# Written problem:
Could you repeat the records below exactly, leaving out any pictures?

# Entries provided:
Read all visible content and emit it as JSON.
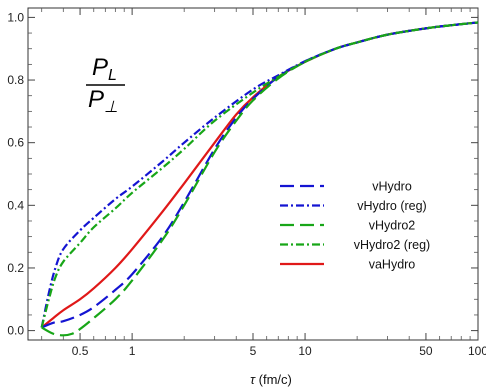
{
  "chart_data": {
    "type": "line",
    "x_scale": "log",
    "xlim": [
      0.25,
      100
    ],
    "ylim": [
      -0.03,
      1.03
    ],
    "xticks": [
      0.5,
      1,
      5,
      10,
      50,
      100
    ],
    "xtick_labels": [
      "0.5",
      "1",
      "5",
      "10",
      "50",
      "100"
    ],
    "yticks": [
      0,
      0.2,
      0.4,
      0.6,
      0.8,
      1.0
    ],
    "ytick_labels": [
      "0.0",
      "0.2",
      "0.4",
      "0.6",
      "0.8",
      "1.0"
    ],
    "xlabel_symbol": "τ",
    "xlabel_unit": "(fm/c)",
    "ylabel": "",
    "annotation": {
      "numerator": "P",
      "numerator_sub": "L",
      "denominator": "P",
      "denominator_sub": "⊥"
    },
    "legend_position": "center-right",
    "grid": false,
    "series": [
      {
        "name": "vHydro",
        "color": "#1414d2",
        "dash": "long-dash",
        "points": [
          [
            0.3,
            0.01
          ],
          [
            0.35,
            0.025
          ],
          [
            0.4,
            0.03
          ],
          [
            0.5,
            0.05
          ],
          [
            0.6,
            0.075
          ],
          [
            0.8,
            0.13
          ],
          [
            1,
            0.18
          ],
          [
            1.5,
            0.3
          ],
          [
            2,
            0.41
          ],
          [
            3,
            0.58
          ],
          [
            4,
            0.68
          ],
          [
            5,
            0.74
          ],
          [
            7,
            0.81
          ],
          [
            10,
            0.86
          ],
          [
            15,
            0.9
          ],
          [
            20,
            0.92
          ],
          [
            30,
            0.945
          ],
          [
            50,
            0.965
          ],
          [
            70,
            0.975
          ],
          [
            100,
            0.984
          ]
        ]
      },
      {
        "name": "vHydro (reg)",
        "color": "#1414d2",
        "dash": "dash-dot",
        "points": [
          [
            0.3,
            0.01
          ],
          [
            0.33,
            0.12
          ],
          [
            0.36,
            0.2
          ],
          [
            0.4,
            0.26
          ],
          [
            0.5,
            0.32
          ],
          [
            0.6,
            0.36
          ],
          [
            0.8,
            0.42
          ],
          [
            1,
            0.46
          ],
          [
            1.5,
            0.54
          ],
          [
            2,
            0.6
          ],
          [
            3,
            0.68
          ],
          [
            5,
            0.77
          ],
          [
            7,
            0.815
          ],
          [
            10,
            0.86
          ],
          [
            15,
            0.9
          ],
          [
            20,
            0.92
          ],
          [
            30,
            0.945
          ],
          [
            50,
            0.965
          ],
          [
            70,
            0.975
          ],
          [
            100,
            0.984
          ]
        ]
      },
      {
        "name": "vHydro2",
        "color": "#18a618",
        "dash": "long-dash",
        "points": [
          [
            0.3,
            0.01
          ],
          [
            0.35,
            -0.01
          ],
          [
            0.4,
            -0.015
          ],
          [
            0.45,
            -0.01
          ],
          [
            0.5,
            0.005
          ],
          [
            0.6,
            0.04
          ],
          [
            0.8,
            0.1
          ],
          [
            1,
            0.16
          ],
          [
            1.5,
            0.29
          ],
          [
            2,
            0.4
          ],
          [
            3,
            0.57
          ],
          [
            4,
            0.67
          ],
          [
            5,
            0.735
          ],
          [
            7,
            0.805
          ],
          [
            10,
            0.858
          ],
          [
            15,
            0.9
          ],
          [
            20,
            0.92
          ],
          [
            30,
            0.945
          ],
          [
            50,
            0.965
          ],
          [
            70,
            0.975
          ],
          [
            100,
            0.984
          ]
        ]
      },
      {
        "name": "vHydro2 (reg)",
        "color": "#18a618",
        "dash": "dash-dot",
        "points": [
          [
            0.3,
            0.01
          ],
          [
            0.33,
            0.1
          ],
          [
            0.36,
            0.17
          ],
          [
            0.4,
            0.22
          ],
          [
            0.5,
            0.28
          ],
          [
            0.6,
            0.33
          ],
          [
            0.8,
            0.39
          ],
          [
            1,
            0.44
          ],
          [
            1.5,
            0.52
          ],
          [
            2,
            0.58
          ],
          [
            3,
            0.67
          ],
          [
            5,
            0.76
          ],
          [
            7,
            0.81
          ],
          [
            10,
            0.858
          ],
          [
            15,
            0.9
          ],
          [
            20,
            0.92
          ],
          [
            30,
            0.945
          ],
          [
            50,
            0.965
          ],
          [
            70,
            0.975
          ],
          [
            100,
            0.984
          ]
        ]
      },
      {
        "name": "vaHydro",
        "color": "#e01818",
        "dash": "solid",
        "points": [
          [
            0.3,
            0.01
          ],
          [
            0.35,
            0.04
          ],
          [
            0.4,
            0.065
          ],
          [
            0.5,
            0.1
          ],
          [
            0.6,
            0.135
          ],
          [
            0.8,
            0.2
          ],
          [
            1,
            0.26
          ],
          [
            1.5,
            0.38
          ],
          [
            2,
            0.47
          ],
          [
            3,
            0.6
          ],
          [
            4,
            0.69
          ],
          [
            5,
            0.745
          ],
          [
            7,
            0.81
          ],
          [
            10,
            0.858
          ],
          [
            15,
            0.9
          ],
          [
            20,
            0.92
          ],
          [
            30,
            0.945
          ],
          [
            50,
            0.965
          ],
          [
            70,
            0.975
          ],
          [
            100,
            0.984
          ]
        ]
      }
    ]
  }
}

# Solution for this problem:
Read all visible content and emit it as JSON.
{
  "chart_data": {
    "type": "line",
    "x_scale": "log",
    "xlim": [
      0.25,
      100
    ],
    "ylim": [
      -0.03,
      1.03
    ],
    "xticks": [
      0.5,
      1,
      5,
      10,
      50,
      100
    ],
    "xtick_labels": [
      "0.5",
      "1",
      "5",
      "10",
      "50",
      "100"
    ],
    "yticks": [
      0,
      0.2,
      0.4,
      0.6,
      0.8,
      1.0
    ],
    "ytick_labels": [
      "0.0",
      "0.2",
      "0.4",
      "0.6",
      "0.8",
      "1.0"
    ],
    "xlabel_symbol": "τ",
    "xlabel_unit": "(fm/c)",
    "ylabel": "",
    "annotation": {
      "numerator": "P",
      "numerator_sub": "L",
      "denominator": "P",
      "denominator_sub": "⊥"
    },
    "legend_position": "center-right",
    "grid": false,
    "series": [
      {
        "name": "vHydro",
        "color": "#1414d2",
        "dash": "long-dash",
        "points": [
          [
            0.3,
            0.01
          ],
          [
            0.35,
            0.025
          ],
          [
            0.4,
            0.03
          ],
          [
            0.5,
            0.05
          ],
          [
            0.6,
            0.075
          ],
          [
            0.8,
            0.13
          ],
          [
            1,
            0.18
          ],
          [
            1.5,
            0.3
          ],
          [
            2,
            0.41
          ],
          [
            3,
            0.58
          ],
          [
            4,
            0.68
          ],
          [
            5,
            0.74
          ],
          [
            7,
            0.81
          ],
          [
            10,
            0.86
          ],
          [
            15,
            0.9
          ],
          [
            20,
            0.92
          ],
          [
            30,
            0.945
          ],
          [
            50,
            0.965
          ],
          [
            70,
            0.975
          ],
          [
            100,
            0.984
          ]
        ]
      },
      {
        "name": "vHydro (reg)",
        "color": "#1414d2",
        "dash": "dash-dot",
        "points": [
          [
            0.3,
            0.01
          ],
          [
            0.33,
            0.12
          ],
          [
            0.36,
            0.2
          ],
          [
            0.4,
            0.26
          ],
          [
            0.5,
            0.32
          ],
          [
            0.6,
            0.36
          ],
          [
            0.8,
            0.42
          ],
          [
            1,
            0.46
          ],
          [
            1.5,
            0.54
          ],
          [
            2,
            0.6
          ],
          [
            3,
            0.68
          ],
          [
            5,
            0.77
          ],
          [
            7,
            0.815
          ],
          [
            10,
            0.86
          ],
          [
            15,
            0.9
          ],
          [
            20,
            0.92
          ],
          [
            30,
            0.945
          ],
          [
            50,
            0.965
          ],
          [
            70,
            0.975
          ],
          [
            100,
            0.984
          ]
        ]
      },
      {
        "name": "vHydro2",
        "color": "#18a618",
        "dash": "long-dash",
        "points": [
          [
            0.3,
            0.01
          ],
          [
            0.35,
            -0.01
          ],
          [
            0.4,
            -0.015
          ],
          [
            0.45,
            -0.01
          ],
          [
            0.5,
            0.005
          ],
          [
            0.6,
            0.04
          ],
          [
            0.8,
            0.1
          ],
          [
            1,
            0.16
          ],
          [
            1.5,
            0.29
          ],
          [
            2,
            0.4
          ],
          [
            3,
            0.57
          ],
          [
            4,
            0.67
          ],
          [
            5,
            0.735
          ],
          [
            7,
            0.805
          ],
          [
            10,
            0.858
          ],
          [
            15,
            0.9
          ],
          [
            20,
            0.92
          ],
          [
            30,
            0.945
          ],
          [
            50,
            0.965
          ],
          [
            70,
            0.975
          ],
          [
            100,
            0.984
          ]
        ]
      },
      {
        "name": "vHydro2 (reg)",
        "color": "#18a618",
        "dash": "dash-dot",
        "points": [
          [
            0.3,
            0.01
          ],
          [
            0.33,
            0.1
          ],
          [
            0.36,
            0.17
          ],
          [
            0.4,
            0.22
          ],
          [
            0.5,
            0.28
          ],
          [
            0.6,
            0.33
          ],
          [
            0.8,
            0.39
          ],
          [
            1,
            0.44
          ],
          [
            1.5,
            0.52
          ],
          [
            2,
            0.58
          ],
          [
            3,
            0.67
          ],
          [
            5,
            0.76
          ],
          [
            7,
            0.81
          ],
          [
            10,
            0.858
          ],
          [
            15,
            0.9
          ],
          [
            20,
            0.92
          ],
          [
            30,
            0.945
          ],
          [
            50,
            0.965
          ],
          [
            70,
            0.975
          ],
          [
            100,
            0.984
          ]
        ]
      },
      {
        "name": "vaHydro",
        "color": "#e01818",
        "dash": "solid",
        "points": [
          [
            0.3,
            0.01
          ],
          [
            0.35,
            0.04
          ],
          [
            0.4,
            0.065
          ],
          [
            0.5,
            0.1
          ],
          [
            0.6,
            0.135
          ],
          [
            0.8,
            0.2
          ],
          [
            1,
            0.26
          ],
          [
            1.5,
            0.38
          ],
          [
            2,
            0.47
          ],
          [
            3,
            0.6
          ],
          [
            4,
            0.69
          ],
          [
            5,
            0.745
          ],
          [
            7,
            0.81
          ],
          [
            10,
            0.858
          ],
          [
            15,
            0.9
          ],
          [
            20,
            0.92
          ],
          [
            30,
            0.945
          ],
          [
            50,
            0.965
          ],
          [
            70,
            0.975
          ],
          [
            100,
            0.984
          ]
        ]
      }
    ]
  }
}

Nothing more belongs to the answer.